# Problem statement:
Can you rewrite the lines below, from the first one through the one containing "legend-swatch bbox=[709, 367, 719, 385]", with "data-point" replaced by "point-marker" and nothing else changed?

# Data for processing:
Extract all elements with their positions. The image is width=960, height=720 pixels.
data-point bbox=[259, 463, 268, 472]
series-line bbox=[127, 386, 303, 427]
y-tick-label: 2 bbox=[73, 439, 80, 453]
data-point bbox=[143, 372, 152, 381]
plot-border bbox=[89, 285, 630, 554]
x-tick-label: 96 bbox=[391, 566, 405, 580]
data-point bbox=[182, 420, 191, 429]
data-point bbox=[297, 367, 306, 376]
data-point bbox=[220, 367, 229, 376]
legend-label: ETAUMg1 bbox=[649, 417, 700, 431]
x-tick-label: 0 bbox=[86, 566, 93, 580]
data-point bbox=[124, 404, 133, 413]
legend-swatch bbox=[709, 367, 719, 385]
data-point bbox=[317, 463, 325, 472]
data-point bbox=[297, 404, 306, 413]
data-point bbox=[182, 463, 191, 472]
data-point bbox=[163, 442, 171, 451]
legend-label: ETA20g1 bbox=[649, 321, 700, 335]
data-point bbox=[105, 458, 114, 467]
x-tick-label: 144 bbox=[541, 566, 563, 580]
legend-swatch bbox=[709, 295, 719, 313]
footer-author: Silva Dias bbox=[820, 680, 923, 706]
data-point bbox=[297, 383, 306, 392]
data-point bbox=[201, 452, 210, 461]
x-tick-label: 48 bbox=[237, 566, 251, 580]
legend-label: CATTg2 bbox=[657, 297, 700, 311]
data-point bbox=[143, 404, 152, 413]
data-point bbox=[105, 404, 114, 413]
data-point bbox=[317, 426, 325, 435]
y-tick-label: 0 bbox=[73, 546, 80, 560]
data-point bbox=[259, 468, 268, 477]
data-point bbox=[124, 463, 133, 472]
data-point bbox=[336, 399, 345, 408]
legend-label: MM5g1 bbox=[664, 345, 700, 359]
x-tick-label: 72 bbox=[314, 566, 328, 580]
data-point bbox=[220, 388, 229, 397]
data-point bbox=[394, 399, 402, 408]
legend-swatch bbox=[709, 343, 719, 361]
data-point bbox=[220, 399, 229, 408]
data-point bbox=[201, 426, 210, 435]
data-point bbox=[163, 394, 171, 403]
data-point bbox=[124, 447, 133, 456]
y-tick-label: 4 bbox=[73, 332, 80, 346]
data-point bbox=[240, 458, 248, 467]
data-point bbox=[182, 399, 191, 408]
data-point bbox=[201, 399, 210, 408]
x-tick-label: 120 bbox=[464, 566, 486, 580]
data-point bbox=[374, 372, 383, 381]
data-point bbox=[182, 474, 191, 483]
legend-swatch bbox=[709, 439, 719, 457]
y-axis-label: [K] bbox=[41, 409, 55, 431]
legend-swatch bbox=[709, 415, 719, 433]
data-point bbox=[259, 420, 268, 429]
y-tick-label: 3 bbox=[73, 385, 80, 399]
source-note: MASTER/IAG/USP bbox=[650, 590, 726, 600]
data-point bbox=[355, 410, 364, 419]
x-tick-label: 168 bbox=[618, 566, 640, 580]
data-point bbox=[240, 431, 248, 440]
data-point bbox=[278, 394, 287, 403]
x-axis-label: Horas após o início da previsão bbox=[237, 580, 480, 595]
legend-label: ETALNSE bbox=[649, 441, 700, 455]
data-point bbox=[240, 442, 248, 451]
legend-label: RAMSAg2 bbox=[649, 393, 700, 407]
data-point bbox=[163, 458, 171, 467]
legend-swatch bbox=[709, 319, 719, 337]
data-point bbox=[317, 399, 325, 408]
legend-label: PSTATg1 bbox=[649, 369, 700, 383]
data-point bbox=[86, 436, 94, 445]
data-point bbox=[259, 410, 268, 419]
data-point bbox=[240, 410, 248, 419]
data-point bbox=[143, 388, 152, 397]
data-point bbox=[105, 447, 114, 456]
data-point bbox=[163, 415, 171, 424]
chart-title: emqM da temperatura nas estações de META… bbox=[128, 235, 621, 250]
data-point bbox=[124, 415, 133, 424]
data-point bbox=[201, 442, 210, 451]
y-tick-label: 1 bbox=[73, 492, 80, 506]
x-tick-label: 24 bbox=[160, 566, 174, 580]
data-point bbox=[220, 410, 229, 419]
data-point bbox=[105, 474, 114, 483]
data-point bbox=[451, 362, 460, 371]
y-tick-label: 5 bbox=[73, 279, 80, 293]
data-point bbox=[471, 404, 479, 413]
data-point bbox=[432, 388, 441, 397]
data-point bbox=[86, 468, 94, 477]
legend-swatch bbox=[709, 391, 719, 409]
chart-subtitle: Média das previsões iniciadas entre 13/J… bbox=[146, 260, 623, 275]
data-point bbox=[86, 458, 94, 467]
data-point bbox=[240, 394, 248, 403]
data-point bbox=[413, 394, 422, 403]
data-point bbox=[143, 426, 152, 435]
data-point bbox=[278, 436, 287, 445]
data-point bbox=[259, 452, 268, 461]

# Complete output:
Extract all elements with their positions. The image is width=960, height=720 pixels.
point-marker bbox=[259, 463, 268, 472]
series-line bbox=[127, 386, 303, 427]
y-tick-label: 2 bbox=[73, 439, 80, 453]
point-marker bbox=[143, 372, 152, 381]
plot-border bbox=[89, 285, 630, 554]
x-tick-label: 96 bbox=[391, 566, 405, 580]
point-marker bbox=[182, 420, 191, 429]
point-marker bbox=[297, 367, 306, 376]
point-marker bbox=[220, 367, 229, 376]
legend-label: ETAUMg1 bbox=[649, 417, 700, 431]
x-tick-label: 0 bbox=[86, 566, 93, 580]
point-marker bbox=[124, 404, 133, 413]
legend-swatch bbox=[709, 367, 719, 385]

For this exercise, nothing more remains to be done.